__Excerpt from a dataset__:
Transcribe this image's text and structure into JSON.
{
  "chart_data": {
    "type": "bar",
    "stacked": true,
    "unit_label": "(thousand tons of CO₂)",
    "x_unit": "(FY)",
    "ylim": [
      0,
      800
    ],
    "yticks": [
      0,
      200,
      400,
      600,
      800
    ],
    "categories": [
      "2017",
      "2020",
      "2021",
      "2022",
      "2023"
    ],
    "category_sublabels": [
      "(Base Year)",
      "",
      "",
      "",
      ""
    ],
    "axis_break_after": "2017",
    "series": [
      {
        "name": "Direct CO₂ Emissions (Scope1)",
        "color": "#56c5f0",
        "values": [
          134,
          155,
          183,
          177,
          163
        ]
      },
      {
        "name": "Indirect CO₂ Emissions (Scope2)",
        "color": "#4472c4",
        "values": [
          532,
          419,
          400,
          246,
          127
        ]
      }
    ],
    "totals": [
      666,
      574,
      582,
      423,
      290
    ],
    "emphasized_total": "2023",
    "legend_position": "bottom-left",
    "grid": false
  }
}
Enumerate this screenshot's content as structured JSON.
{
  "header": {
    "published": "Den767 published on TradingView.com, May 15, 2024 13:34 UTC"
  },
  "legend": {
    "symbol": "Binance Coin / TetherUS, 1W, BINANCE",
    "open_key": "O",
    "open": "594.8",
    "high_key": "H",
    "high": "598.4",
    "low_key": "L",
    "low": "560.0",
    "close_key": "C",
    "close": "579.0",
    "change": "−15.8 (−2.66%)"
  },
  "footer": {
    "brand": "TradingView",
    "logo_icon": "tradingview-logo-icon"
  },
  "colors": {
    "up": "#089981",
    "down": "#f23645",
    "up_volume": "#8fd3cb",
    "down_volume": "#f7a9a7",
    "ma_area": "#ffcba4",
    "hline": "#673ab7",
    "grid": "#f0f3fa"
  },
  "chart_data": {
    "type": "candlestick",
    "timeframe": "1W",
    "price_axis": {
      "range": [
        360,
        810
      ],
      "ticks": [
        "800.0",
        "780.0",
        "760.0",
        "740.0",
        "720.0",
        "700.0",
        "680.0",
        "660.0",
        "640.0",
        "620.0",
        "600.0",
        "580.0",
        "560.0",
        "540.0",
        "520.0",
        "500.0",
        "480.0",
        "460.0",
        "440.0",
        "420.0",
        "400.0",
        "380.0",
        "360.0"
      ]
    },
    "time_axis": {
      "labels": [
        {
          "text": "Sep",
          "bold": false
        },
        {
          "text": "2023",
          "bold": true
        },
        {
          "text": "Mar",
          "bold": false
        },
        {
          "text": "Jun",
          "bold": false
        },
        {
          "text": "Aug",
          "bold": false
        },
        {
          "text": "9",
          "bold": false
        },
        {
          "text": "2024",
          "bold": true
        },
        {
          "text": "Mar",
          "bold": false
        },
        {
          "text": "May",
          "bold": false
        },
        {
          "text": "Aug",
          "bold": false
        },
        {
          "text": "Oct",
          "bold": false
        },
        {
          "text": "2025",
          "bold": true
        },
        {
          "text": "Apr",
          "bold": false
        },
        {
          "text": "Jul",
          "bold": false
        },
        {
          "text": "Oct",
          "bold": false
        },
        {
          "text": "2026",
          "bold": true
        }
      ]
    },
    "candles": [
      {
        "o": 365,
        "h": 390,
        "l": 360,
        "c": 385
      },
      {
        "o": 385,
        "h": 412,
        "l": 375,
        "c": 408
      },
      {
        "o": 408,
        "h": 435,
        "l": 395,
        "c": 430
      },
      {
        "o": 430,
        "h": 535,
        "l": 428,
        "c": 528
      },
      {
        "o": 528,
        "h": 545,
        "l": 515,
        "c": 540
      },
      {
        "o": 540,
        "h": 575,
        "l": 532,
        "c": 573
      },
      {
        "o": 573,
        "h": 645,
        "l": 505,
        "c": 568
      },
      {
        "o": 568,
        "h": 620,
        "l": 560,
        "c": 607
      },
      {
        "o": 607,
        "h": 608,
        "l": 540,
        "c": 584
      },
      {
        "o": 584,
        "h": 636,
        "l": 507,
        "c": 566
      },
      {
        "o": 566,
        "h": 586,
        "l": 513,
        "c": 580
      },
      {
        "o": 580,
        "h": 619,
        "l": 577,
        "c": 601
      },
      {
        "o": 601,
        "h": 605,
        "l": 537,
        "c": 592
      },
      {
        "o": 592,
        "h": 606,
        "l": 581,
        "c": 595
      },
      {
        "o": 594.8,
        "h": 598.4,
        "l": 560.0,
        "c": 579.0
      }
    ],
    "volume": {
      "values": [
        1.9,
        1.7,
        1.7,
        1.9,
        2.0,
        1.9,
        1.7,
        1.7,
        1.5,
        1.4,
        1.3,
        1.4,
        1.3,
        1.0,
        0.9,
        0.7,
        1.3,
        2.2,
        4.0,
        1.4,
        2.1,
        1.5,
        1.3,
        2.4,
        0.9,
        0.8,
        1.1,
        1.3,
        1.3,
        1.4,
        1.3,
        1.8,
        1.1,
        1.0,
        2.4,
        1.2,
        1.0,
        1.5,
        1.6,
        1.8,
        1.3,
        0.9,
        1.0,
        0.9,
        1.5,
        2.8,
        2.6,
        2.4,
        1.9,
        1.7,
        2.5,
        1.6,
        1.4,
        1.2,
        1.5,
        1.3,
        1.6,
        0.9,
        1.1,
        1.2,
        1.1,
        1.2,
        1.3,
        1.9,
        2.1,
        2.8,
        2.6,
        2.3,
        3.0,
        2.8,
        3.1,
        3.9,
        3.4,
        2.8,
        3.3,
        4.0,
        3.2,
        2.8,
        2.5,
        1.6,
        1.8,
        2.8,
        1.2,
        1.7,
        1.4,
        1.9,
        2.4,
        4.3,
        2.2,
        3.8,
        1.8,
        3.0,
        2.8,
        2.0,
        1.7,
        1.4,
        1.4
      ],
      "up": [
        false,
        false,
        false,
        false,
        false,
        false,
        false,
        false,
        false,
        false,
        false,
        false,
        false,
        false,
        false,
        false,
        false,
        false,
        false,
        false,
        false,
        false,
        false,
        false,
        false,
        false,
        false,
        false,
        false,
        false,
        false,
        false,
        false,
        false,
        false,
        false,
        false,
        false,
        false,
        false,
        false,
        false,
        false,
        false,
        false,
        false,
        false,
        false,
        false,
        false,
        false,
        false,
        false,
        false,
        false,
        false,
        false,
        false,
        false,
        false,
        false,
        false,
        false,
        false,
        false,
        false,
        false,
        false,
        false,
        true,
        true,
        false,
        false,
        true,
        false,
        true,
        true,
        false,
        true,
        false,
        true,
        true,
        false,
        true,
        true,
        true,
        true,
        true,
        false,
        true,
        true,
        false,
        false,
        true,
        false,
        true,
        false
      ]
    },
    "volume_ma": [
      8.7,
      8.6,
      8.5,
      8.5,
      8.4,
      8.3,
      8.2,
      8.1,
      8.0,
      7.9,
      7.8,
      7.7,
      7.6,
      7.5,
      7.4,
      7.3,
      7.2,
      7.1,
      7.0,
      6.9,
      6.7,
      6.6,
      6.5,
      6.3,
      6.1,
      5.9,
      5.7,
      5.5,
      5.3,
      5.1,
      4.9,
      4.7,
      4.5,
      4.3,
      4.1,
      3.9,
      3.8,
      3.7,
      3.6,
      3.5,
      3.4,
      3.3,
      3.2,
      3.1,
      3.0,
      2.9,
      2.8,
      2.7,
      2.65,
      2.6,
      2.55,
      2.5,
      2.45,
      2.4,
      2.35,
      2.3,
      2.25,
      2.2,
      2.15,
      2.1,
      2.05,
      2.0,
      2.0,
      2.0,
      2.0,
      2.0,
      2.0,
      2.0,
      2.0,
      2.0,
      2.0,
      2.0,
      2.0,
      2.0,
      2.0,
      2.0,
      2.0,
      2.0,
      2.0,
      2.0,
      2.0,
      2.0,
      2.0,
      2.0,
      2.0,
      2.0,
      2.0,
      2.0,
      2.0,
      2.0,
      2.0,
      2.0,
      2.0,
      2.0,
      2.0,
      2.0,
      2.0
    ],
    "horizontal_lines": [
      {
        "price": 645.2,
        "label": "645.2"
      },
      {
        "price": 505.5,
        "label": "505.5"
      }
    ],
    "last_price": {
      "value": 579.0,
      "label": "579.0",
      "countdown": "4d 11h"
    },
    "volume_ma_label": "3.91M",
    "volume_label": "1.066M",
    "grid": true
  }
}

__Written request__:
Identify the lines of the data that contain the word "Emissions". Copy each of them.

__Worked solution__:
        "name": "Direct CO₂ Emissions (Scope1)",
        "name": "Indirect CO₂ Emissions (Scope2)",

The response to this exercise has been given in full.